- _WRITTEN EXERCISE_:
Across the data below, how many lines hold "type"? Answer with that number and nothing else.

------------------------

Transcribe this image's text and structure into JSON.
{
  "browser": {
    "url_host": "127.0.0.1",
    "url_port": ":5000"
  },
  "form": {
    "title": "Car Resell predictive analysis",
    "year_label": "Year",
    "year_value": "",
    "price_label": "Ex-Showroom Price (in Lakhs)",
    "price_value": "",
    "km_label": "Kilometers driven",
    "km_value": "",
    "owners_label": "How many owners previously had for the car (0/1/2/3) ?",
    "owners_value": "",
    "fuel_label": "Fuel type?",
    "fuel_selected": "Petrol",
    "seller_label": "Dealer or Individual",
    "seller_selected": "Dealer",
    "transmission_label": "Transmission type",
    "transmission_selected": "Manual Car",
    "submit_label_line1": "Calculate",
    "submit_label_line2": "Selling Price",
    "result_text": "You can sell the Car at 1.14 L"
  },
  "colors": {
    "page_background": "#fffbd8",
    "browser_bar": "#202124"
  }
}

------------------------

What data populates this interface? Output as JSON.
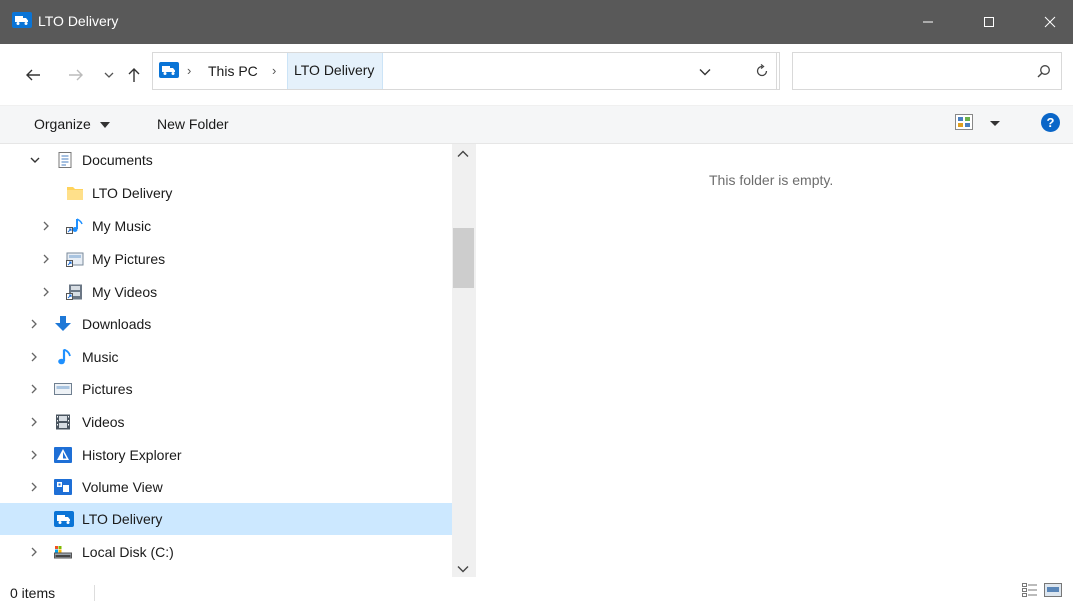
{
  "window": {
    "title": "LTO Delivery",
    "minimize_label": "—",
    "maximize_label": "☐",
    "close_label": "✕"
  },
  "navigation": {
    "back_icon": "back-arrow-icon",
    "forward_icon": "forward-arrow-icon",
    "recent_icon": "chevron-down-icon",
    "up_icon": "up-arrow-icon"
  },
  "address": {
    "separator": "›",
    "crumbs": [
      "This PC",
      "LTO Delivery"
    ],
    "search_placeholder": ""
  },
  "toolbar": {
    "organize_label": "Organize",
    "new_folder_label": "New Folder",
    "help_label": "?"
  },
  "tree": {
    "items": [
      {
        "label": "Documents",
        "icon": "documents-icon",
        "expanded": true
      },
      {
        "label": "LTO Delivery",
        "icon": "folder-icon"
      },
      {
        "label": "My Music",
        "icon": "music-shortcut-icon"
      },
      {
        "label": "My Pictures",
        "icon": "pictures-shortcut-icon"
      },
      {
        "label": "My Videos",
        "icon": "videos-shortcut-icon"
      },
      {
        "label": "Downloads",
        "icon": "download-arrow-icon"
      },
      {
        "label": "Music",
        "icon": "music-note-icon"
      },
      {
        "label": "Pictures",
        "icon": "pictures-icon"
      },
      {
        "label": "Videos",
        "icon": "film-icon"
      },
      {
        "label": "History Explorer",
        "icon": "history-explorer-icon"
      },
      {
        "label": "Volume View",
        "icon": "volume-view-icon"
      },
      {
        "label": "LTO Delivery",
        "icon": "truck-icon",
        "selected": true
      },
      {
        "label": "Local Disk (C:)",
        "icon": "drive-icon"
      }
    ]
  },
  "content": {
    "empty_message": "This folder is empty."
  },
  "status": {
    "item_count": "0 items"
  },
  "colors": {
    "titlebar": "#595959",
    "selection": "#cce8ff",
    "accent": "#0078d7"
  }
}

------------------------

- _THE OUTPUT_:
2